_Supplied data_.
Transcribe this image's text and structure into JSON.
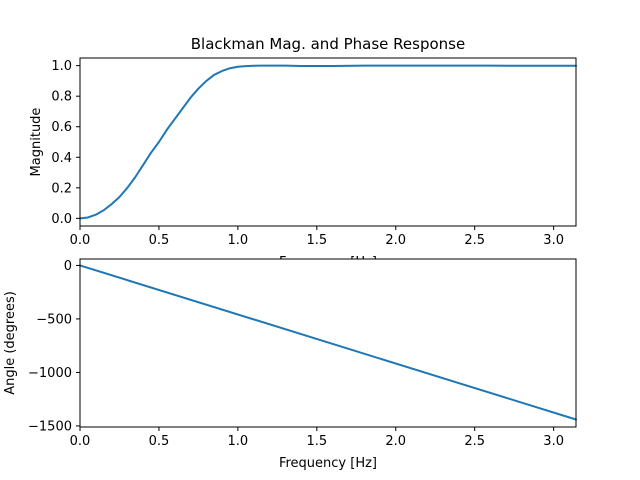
{
  "chart_data": [
    {
      "type": "line",
      "title": "Blackman Mag. and Phase Response",
      "xlabel": "Frequency [Hz]",
      "ylabel": "Magnitude",
      "xlim": [
        0.0,
        3.14159
      ],
      "ylim": [
        -0.05,
        1.05
      ],
      "xticks": [
        0.0,
        0.5,
        1.0,
        1.5,
        2.0,
        2.5,
        3.0
      ],
      "xtick_labels": [
        "0.0",
        "0.5",
        "1.0",
        "1.5",
        "2.0",
        "2.5",
        "3.0"
      ],
      "yticks": [
        0.0,
        0.2,
        0.4,
        0.6,
        0.8,
        1.0
      ],
      "ytick_labels": [
        "0.0",
        "0.2",
        "0.4",
        "0.6",
        "0.8",
        "1.0"
      ],
      "grid": false,
      "color": "#1f77b4",
      "series": [
        {
          "x": [
            0.0,
            0.05,
            0.1,
            0.15,
            0.2,
            0.25,
            0.3,
            0.35,
            0.4,
            0.45,
            0.5,
            0.55,
            0.6,
            0.65,
            0.7,
            0.75,
            0.8,
            0.85,
            0.9,
            0.95,
            1.0,
            1.05,
            1.1,
            1.15,
            1.2,
            1.3,
            1.4,
            1.5,
            1.6,
            1.8,
            2.0,
            2.2,
            2.4,
            2.6,
            2.8,
            3.0,
            3.14159
          ],
          "y": [
            0.0,
            0.006,
            0.024,
            0.053,
            0.093,
            0.14,
            0.2,
            0.27,
            0.35,
            0.43,
            0.5,
            0.58,
            0.65,
            0.72,
            0.79,
            0.85,
            0.9,
            0.94,
            0.965,
            0.983,
            0.993,
            0.997,
            0.999,
            1.0,
            1.0,
            1.0,
            0.998,
            0.998,
            0.998,
            1.0,
            1.0,
            1.0,
            1.0,
            1.0,
            0.999,
            0.999,
            0.999
          ]
        }
      ]
    },
    {
      "type": "line",
      "title": "",
      "xlabel": "Frequency [Hz]",
      "ylabel": "Angle (degrees)",
      "xlim": [
        0.0,
        3.14159
      ],
      "ylim": [
        -1510,
        60
      ],
      "xticks": [
        0.0,
        0.5,
        1.0,
        1.5,
        2.0,
        2.5,
        3.0
      ],
      "xtick_labels": [
        "0.0",
        "0.5",
        "1.0",
        "1.5",
        "2.0",
        "2.5",
        "3.0"
      ],
      "yticks": [
        0,
        -500,
        -1000,
        -1500
      ],
      "ytick_labels": [
        "0",
        "−500",
        "−1000",
        "−1500"
      ],
      "grid": false,
      "color": "#1f77b4",
      "series": [
        {
          "x": [
            0.0,
            3.14159
          ],
          "y": [
            0,
            -1440
          ]
        }
      ]
    }
  ]
}
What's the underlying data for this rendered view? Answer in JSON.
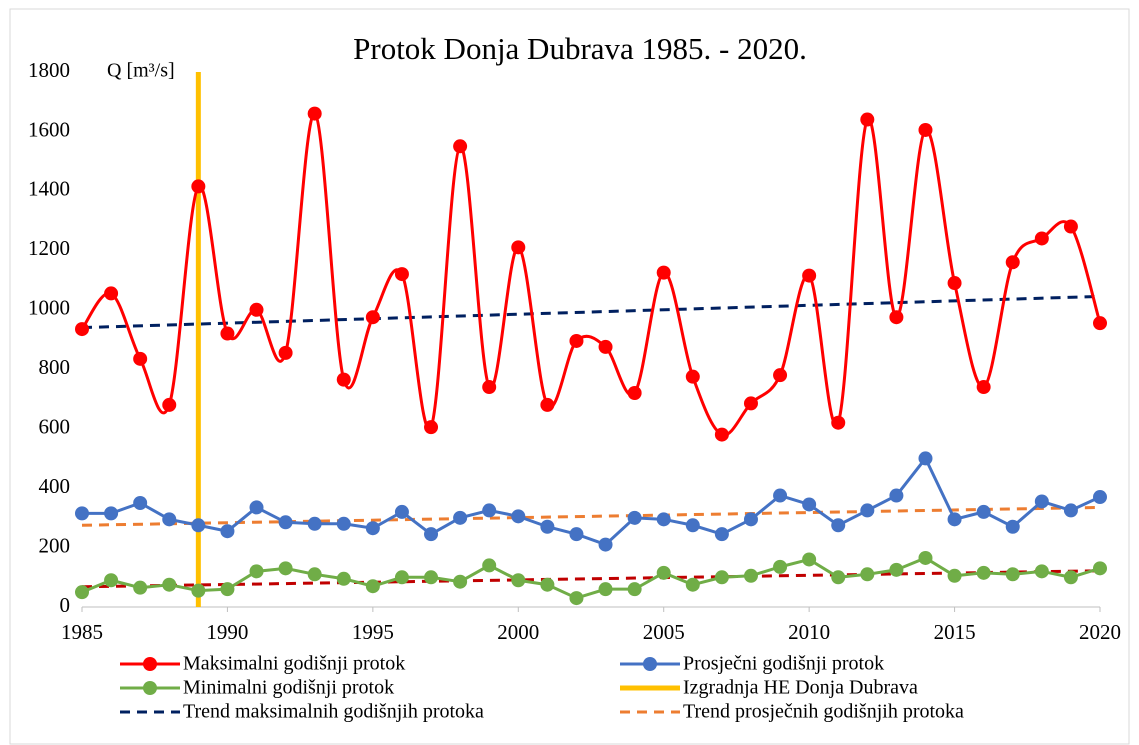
{
  "chart_data": {
    "type": "line",
    "title": "Protok Donja Dubrava 1985. - 2020.",
    "y_label": "Q [m³/s]",
    "x": [
      1985,
      1986,
      1987,
      1988,
      1989,
      1990,
      1991,
      1992,
      1993,
      1994,
      1995,
      1996,
      1997,
      1998,
      1999,
      2000,
      2001,
      2002,
      2003,
      2004,
      2005,
      2006,
      2007,
      2008,
      2009,
      2010,
      2011,
      2012,
      2013,
      2014,
      2015,
      2016,
      2017,
      2018,
      2019,
      2020
    ],
    "series": [
      {
        "name": "Maksimalni godišnji protok",
        "color": "#ff0000",
        "smooth": true,
        "marker": true,
        "values": [
          935,
          1055,
          835,
          680,
          1415,
          920,
          1000,
          855,
          1660,
          765,
          975,
          1120,
          605,
          1550,
          740,
          1210,
          680,
          895,
          875,
          720,
          1125,
          775,
          580,
          685,
          780,
          1115,
          620,
          1640,
          975,
          1605,
          1090,
          740,
          1160,
          1240,
          1280,
          955
        ]
      },
      {
        "name": "Prosječni godišnji protok",
        "color": "#4472c4",
        "marker": true,
        "values": [
          315,
          315,
          350,
          295,
          275,
          255,
          335,
          285,
          280,
          280,
          265,
          320,
          245,
          300,
          325,
          305,
          270,
          245,
          210,
          300,
          295,
          275,
          245,
          295,
          375,
          345,
          275,
          325,
          375,
          500,
          295,
          320,
          270,
          355,
          325,
          370
        ]
      },
      {
        "name": "Minimalni godišnji protok",
        "color": "#70ad47",
        "marker": true,
        "values": [
          50,
          90,
          65,
          75,
          55,
          60,
          120,
          130,
          110,
          95,
          70,
          100,
          100,
          85,
          140,
          90,
          75,
          30,
          60,
          60,
          115,
          75,
          100,
          105,
          135,
          160,
          100,
          110,
          125,
          165,
          105,
          115,
          110,
          120,
          100,
          130
        ]
      },
      {
        "name": "Izgradnja HE Donja Dubrava",
        "color": "#ffc000",
        "width": 5,
        "x": [
          1989,
          1989
        ],
        "values": [
          0,
          1800
        ]
      },
      {
        "name": "Trend maksimalnih godišnjih protoka",
        "color": "#002060",
        "dashed": true,
        "x": [
          1985,
          2020
        ],
        "values": [
          940,
          1045
        ]
      },
      {
        "name": "Trend prosječnih godišnjih protoka",
        "color": "#ed7d31",
        "dashed": true,
        "x": [
          1985,
          2020
        ],
        "values": [
          275,
          335
        ]
      },
      {
        "color": "#c00000",
        "dashed": true,
        "x": [
          1985,
          2020
        ],
        "values": [
          68,
          122
        ]
      }
    ],
    "xlim": [
      1985,
      2020
    ],
    "xticks": [
      1985,
      1990,
      1995,
      2000,
      2005,
      2010,
      2015,
      2020
    ],
    "ylim": [
      0,
      1800
    ],
    "yticks": [
      0,
      200,
      400,
      600,
      800,
      1000,
      1200,
      1400,
      1600,
      1800
    ]
  }
}
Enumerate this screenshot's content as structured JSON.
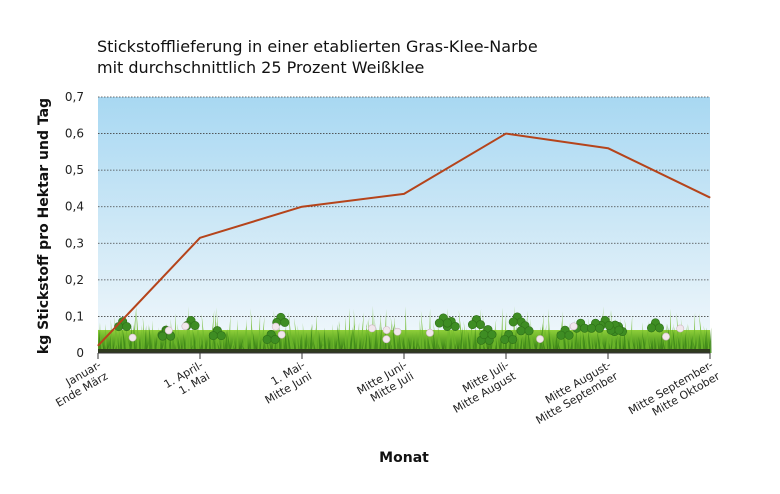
{
  "chart_data": {
    "type": "line",
    "title_lines": [
      "Stickstofflieferung in einer etablierten Gras-Klee-Narbe",
      "mit durchschnittlich 25 Prozent Weißklee"
    ],
    "xlabel": "Monat",
    "ylabel": "kg Stickstoff pro Hektar und Tag",
    "categories": [
      [
        "Januar-",
        "Ende März"
      ],
      [
        "1. April-",
        "1. Mai"
      ],
      [
        "1. Mai-",
        "Mitte Juni"
      ],
      [
        "Mitte Juni-",
        "Mitte Juli"
      ],
      [
        "Mitte Juli-",
        "Mitte August"
      ],
      [
        "Mitte August-",
        "Mitte September"
      ],
      [
        "Mitte September-",
        "Mitte Oktober"
      ]
    ],
    "series": [
      {
        "values": [
          0.02,
          0.315,
          0.4,
          0.435,
          0.6,
          0.56,
          0.425
        ],
        "color": "#b5441b"
      }
    ],
    "ylim": [
      0,
      0.7
    ],
    "yticks": [
      "0",
      "0,1",
      "0,2",
      "0,3",
      "0,4",
      "0,5",
      "0,6",
      "0,7"
    ],
    "grid": true,
    "background": "sky-gradient-with-grass"
  }
}
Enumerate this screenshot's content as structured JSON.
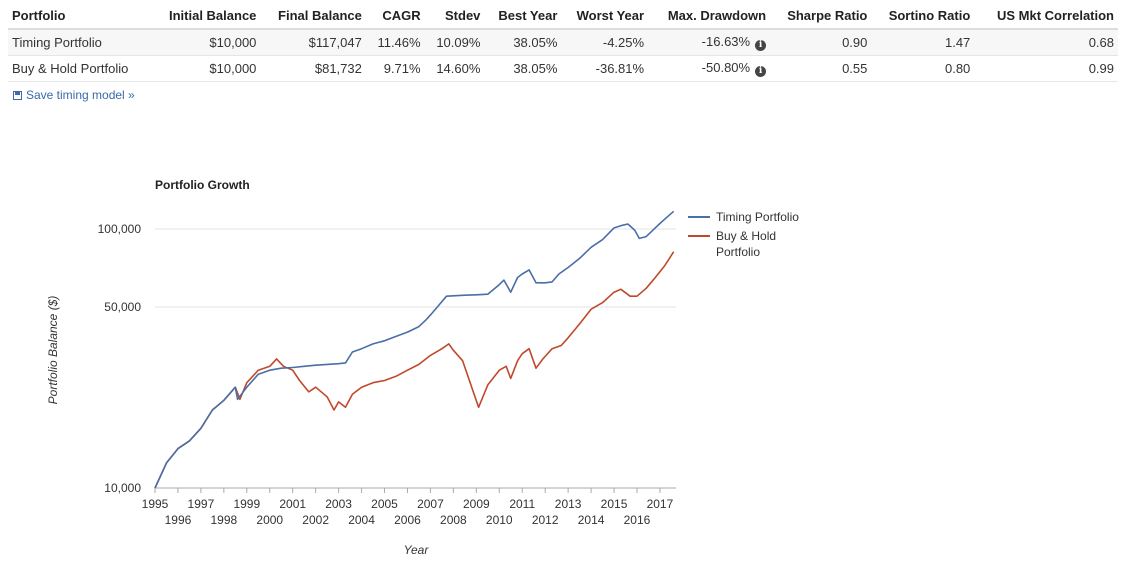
{
  "table": {
    "headers": [
      "Portfolio",
      "Initial Balance",
      "Final Balance",
      "CAGR",
      "Stdev",
      "Best Year",
      "Worst Year",
      "Max. Drawdown",
      "Sharpe Ratio",
      "Sortino Ratio",
      "US Mkt Correlation"
    ],
    "rows": [
      {
        "portfolio": "Timing Portfolio",
        "initial": "$10,000",
        "final": "$117,047",
        "cagr": "11.46%",
        "stdev": "10.09%",
        "best": "38.05%",
        "worst": "-4.25%",
        "drawdown": "-16.63%",
        "sharpe": "0.90",
        "sortino": "1.47",
        "corr": "0.68"
      },
      {
        "portfolio": "Buy & Hold Portfolio",
        "initial": "$10,000",
        "final": "$81,732",
        "cagr": "9.71%",
        "stdev": "14.60%",
        "best": "38.05%",
        "worst": "-36.81%",
        "drawdown": "-50.80%",
        "sharpe": "0.55",
        "sortino": "0.80",
        "corr": "0.99"
      }
    ],
    "info_icon": "i"
  },
  "save_link": "Save timing model »",
  "chart_data": {
    "type": "line",
    "title": "Portfolio Growth",
    "xlabel": "Year",
    "ylabel": "Portfolio Balance ($)",
    "y_scale": "log",
    "ylim": [
      10000,
      125000
    ],
    "xlim": [
      1995,
      2017.7
    ],
    "y_ticks": [
      {
        "v": 10000,
        "label": "10,000"
      },
      {
        "v": 50000,
        "label": "50,000"
      },
      {
        "v": 100000,
        "label": "100,000"
      }
    ],
    "x_ticks": [
      "1995",
      "1996",
      "1997",
      "1998",
      "1999",
      "2000",
      "2001",
      "2002",
      "2003",
      "2004",
      "2005",
      "2006",
      "2007",
      "2008",
      "2009",
      "2010",
      "2011",
      "2012",
      "2013",
      "2014",
      "2015",
      "2016",
      "2017"
    ],
    "legend_position": "right",
    "series": [
      {
        "name": "Timing Portfolio",
        "color": "#4a6ea8",
        "points": [
          [
            1995.0,
            10000
          ],
          [
            1995.5,
            12500
          ],
          [
            1996.0,
            14200
          ],
          [
            1996.5,
            15200
          ],
          [
            1997.0,
            17000
          ],
          [
            1997.5,
            20000
          ],
          [
            1998.0,
            21800
          ],
          [
            1998.5,
            24500
          ],
          [
            1998.6,
            22000
          ],
          [
            1999.0,
            24500
          ],
          [
            1999.5,
            27500
          ],
          [
            2000.0,
            28500
          ],
          [
            2000.5,
            29000
          ],
          [
            2001.0,
            29200
          ],
          [
            2001.5,
            29500
          ],
          [
            2002.0,
            29800
          ],
          [
            2002.5,
            30000
          ],
          [
            2003.0,
            30200
          ],
          [
            2003.3,
            30400
          ],
          [
            2003.6,
            33500
          ],
          [
            2004.0,
            34500
          ],
          [
            2004.5,
            36000
          ],
          [
            2005.0,
            37000
          ],
          [
            2005.5,
            38500
          ],
          [
            2006.0,
            40000
          ],
          [
            2006.5,
            42000
          ],
          [
            2006.8,
            44500
          ],
          [
            2007.0,
            46500
          ],
          [
            2007.3,
            50000
          ],
          [
            2007.7,
            55000
          ],
          [
            2008.0,
            55200
          ],
          [
            2008.5,
            55500
          ],
          [
            2009.0,
            55700
          ],
          [
            2009.5,
            56000
          ],
          [
            2010.0,
            61000
          ],
          [
            2010.2,
            63500
          ],
          [
            2010.5,
            57000
          ],
          [
            2010.8,
            65000
          ],
          [
            2011.0,
            67000
          ],
          [
            2011.3,
            69500
          ],
          [
            2011.6,
            62000
          ],
          [
            2012.0,
            62000
          ],
          [
            2012.3,
            62500
          ],
          [
            2012.6,
            67000
          ],
          [
            2013.0,
            71000
          ],
          [
            2013.5,
            77000
          ],
          [
            2014.0,
            85000
          ],
          [
            2014.5,
            91000
          ],
          [
            2015.0,
            101000
          ],
          [
            2015.3,
            103000
          ],
          [
            2015.6,
            104500
          ],
          [
            2015.9,
            99000
          ],
          [
            2016.1,
            92000
          ],
          [
            2016.4,
            93500
          ],
          [
            2016.7,
            99000
          ],
          [
            2017.0,
            105000
          ],
          [
            2017.3,
            111000
          ],
          [
            2017.6,
            117047
          ]
        ]
      },
      {
        "name": "Buy & Hold Portfolio",
        "color": "#c0492b",
        "points": [
          [
            1995.0,
            10000
          ],
          [
            1995.5,
            12500
          ],
          [
            1996.0,
            14200
          ],
          [
            1996.5,
            15200
          ],
          [
            1997.0,
            17000
          ],
          [
            1997.5,
            20000
          ],
          [
            1998.0,
            21800
          ],
          [
            1998.5,
            24500
          ],
          [
            1998.7,
            22000
          ],
          [
            1999.0,
            25500
          ],
          [
            1999.5,
            28500
          ],
          [
            2000.0,
            29500
          ],
          [
            2000.3,
            31500
          ],
          [
            2000.6,
            29500
          ],
          [
            2001.0,
            28500
          ],
          [
            2001.3,
            26000
          ],
          [
            2001.7,
            23500
          ],
          [
            2002.0,
            24500
          ],
          [
            2002.5,
            22500
          ],
          [
            2002.8,
            20000
          ],
          [
            2003.0,
            21500
          ],
          [
            2003.3,
            20500
          ],
          [
            2003.6,
            23000
          ],
          [
            2004.0,
            24500
          ],
          [
            2004.5,
            25500
          ],
          [
            2005.0,
            26000
          ],
          [
            2005.5,
            27000
          ],
          [
            2006.0,
            28500
          ],
          [
            2006.5,
            30000
          ],
          [
            2007.0,
            32500
          ],
          [
            2007.5,
            34500
          ],
          [
            2007.8,
            36000
          ],
          [
            2008.0,
            34000
          ],
          [
            2008.4,
            31000
          ],
          [
            2008.8,
            24500
          ],
          [
            2009.1,
            20500
          ],
          [
            2009.5,
            25000
          ],
          [
            2010.0,
            28500
          ],
          [
            2010.3,
            29500
          ],
          [
            2010.5,
            26500
          ],
          [
            2010.8,
            31000
          ],
          [
            2011.0,
            33000
          ],
          [
            2011.3,
            34500
          ],
          [
            2011.6,
            29000
          ],
          [
            2011.9,
            31500
          ],
          [
            2012.3,
            34500
          ],
          [
            2012.7,
            35500
          ],
          [
            2013.0,
            38000
          ],
          [
            2013.5,
            43000
          ],
          [
            2014.0,
            49000
          ],
          [
            2014.5,
            52000
          ],
          [
            2015.0,
            57000
          ],
          [
            2015.3,
            58500
          ],
          [
            2015.7,
            55000
          ],
          [
            2016.0,
            55000
          ],
          [
            2016.4,
            59000
          ],
          [
            2016.8,
            65000
          ],
          [
            2017.2,
            72000
          ],
          [
            2017.6,
            81732
          ]
        ]
      }
    ]
  }
}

_Problem to solve_. Return all the lines that contain the string "this".

_Exercise answer_.
Transcribe this image's text and structure into JSON.
What's the underlying data for this rendered view? Answer in JSON.
Enumerate this screenshot's content as structured JSON.
Enumerate this screenshot's content as structured JSON.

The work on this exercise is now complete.